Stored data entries
#####

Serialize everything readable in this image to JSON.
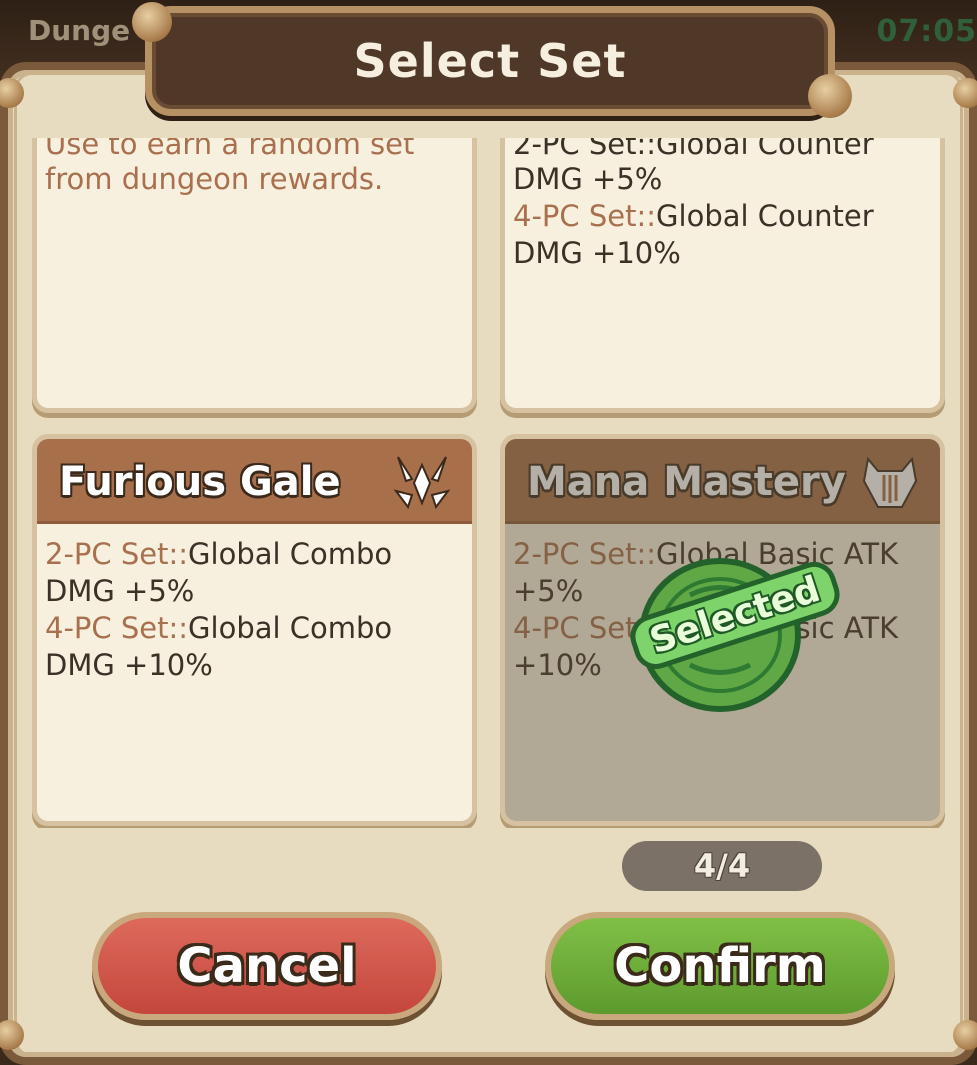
{
  "background": {
    "left_text": "Dunge",
    "right_text": "07:05"
  },
  "dialog": {
    "title": "Select Set"
  },
  "cards": [
    {
      "partial_line": "Use to earn a random set",
      "lines": [
        "from dungeon rewards."
      ]
    },
    {
      "partial_line": "2-PC Set::Global Counter",
      "lines": [
        "DMG +5%"
      ],
      "bonus4_key": "4-PC Set::",
      "bonus4_value": "Global Counter",
      "bonus4_tail": "DMG +10%"
    },
    {
      "name": "Furious Gale",
      "icon": "claw-icon",
      "bonus2_key": "2-PC Set::",
      "bonus2_value": "Global Combo",
      "bonus2_tail": "DMG +5%",
      "bonus4_key": "4-PC Set::",
      "bonus4_value": "Global Combo",
      "bonus4_tail": "DMG +10%"
    },
    {
      "name": "Mana Mastery",
      "icon": "horned-mask-icon",
      "bonus2_key": "2-PC Set::",
      "bonus2_value": "Global Basic ATK",
      "bonus2_tail": "+5%",
      "bonus4_key": "4-PC Set::",
      "bonus4_value": "Global Basic ATK",
      "bonus4_tail": "+10%",
      "stamp": "Selected"
    }
  ],
  "counter": "4/4",
  "buttons": {
    "cancel": "Cancel",
    "confirm": "Confirm"
  },
  "colors": {
    "cancel": "#c4463c",
    "confirm": "#5d9a2e",
    "card_header": "#a86f4b",
    "stamp": "#7ed46a"
  }
}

#####

REQUIREMENTS: Copy out every line from the data above that has "Basic" in it.

THE RESULT:
      "bonus2_value": "Global Basic ATK",
      "bonus4_value": "Global Basic ATK",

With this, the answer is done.